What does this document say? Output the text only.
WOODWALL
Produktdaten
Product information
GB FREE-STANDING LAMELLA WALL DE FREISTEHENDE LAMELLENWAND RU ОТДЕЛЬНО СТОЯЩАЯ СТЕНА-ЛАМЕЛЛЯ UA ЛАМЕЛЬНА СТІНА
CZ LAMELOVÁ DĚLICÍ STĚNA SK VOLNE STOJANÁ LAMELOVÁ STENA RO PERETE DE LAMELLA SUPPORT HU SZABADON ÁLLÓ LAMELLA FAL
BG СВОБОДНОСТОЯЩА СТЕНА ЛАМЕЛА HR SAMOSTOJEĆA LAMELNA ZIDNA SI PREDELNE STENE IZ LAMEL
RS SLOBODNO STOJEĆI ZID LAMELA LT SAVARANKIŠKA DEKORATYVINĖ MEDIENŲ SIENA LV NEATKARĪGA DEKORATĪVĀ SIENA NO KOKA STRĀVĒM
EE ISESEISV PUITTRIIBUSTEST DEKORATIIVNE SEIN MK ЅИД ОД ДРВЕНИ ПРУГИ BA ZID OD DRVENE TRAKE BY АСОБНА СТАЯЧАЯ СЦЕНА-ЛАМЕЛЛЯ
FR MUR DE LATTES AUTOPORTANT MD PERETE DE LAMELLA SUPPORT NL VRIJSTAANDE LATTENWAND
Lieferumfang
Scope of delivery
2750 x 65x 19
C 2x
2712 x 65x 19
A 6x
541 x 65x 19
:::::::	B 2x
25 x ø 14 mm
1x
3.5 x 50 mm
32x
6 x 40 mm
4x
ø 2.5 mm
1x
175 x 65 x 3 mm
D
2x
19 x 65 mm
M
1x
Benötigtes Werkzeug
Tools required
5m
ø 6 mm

▶ [OBJECTIVE]
Repeat the listing exactly, from its first line to its last.

▶ [THE RESULT]
What does this document say? Output the text only.
WOODWALL
Produktdaten
Product information
GB FREE-STANDING LAMELLA WALL DE FREISTEHENDE LAMELLENWAND RU ОТДЕЛЬНО СТОЯЩАЯ СТЕНА-ЛАМЕЛЛЯ UA ЛАМЕЛЬНА СТІНА
CZ LAMELOVÁ DĚLICÍ STĚNA SK VOLNE STOJANÁ LAMELOVÁ STENA RO PERETE DE LAMELLA SUPPORT HU SZABADON ÁLLÓ LAMELLA FAL
BG СВОБОДНОСТОЯЩА СТЕНА ЛАМЕЛА HR SAMOSTOJEĆA LAMELNA ZIDNA SI PREDELNE STENE IZ LAMEL
RS SLOBODNO STOJEĆI ZID LAMELA LT SAVARANKIŠKA DEKORATYVINĖ MEDIENŲ SIENA LV NEATKARĪGA DEKORATĪVĀ SIENA NO KOKA STRĀVĒM
EE ISESEISV PUITTRIIBUSTEST DEKORATIIVNE SEIN MK ЅИД ОД ДРВЕНИ ПРУГИ BA ZID OD DRVENE TRAKE BY АСОБНА СТАЯЧАЯ СЦЕНА-ЛАМЕЛЛЯ
FR MUR DE LATTES AUTOPORTANT MD PERETE DE LAMELLA SUPPORT NL VRIJSTAANDE LATTENWAND
Lieferumfang
Scope of delivery
2750 x 65x 19
C 2x
2712 x 65x 19
A 6x
541 x 65x 19
:::::::	B 2x
25 x ø 14 mm
1x
3.5 x 50 mm
32x
6 x 40 mm
4x
ø 2.5 mm
1x
175 x 65 x 3 mm
D
2x
19 x 65 mm
M
1x
Benötigtes Werkzeug
Tools required
5m
ø 6 mm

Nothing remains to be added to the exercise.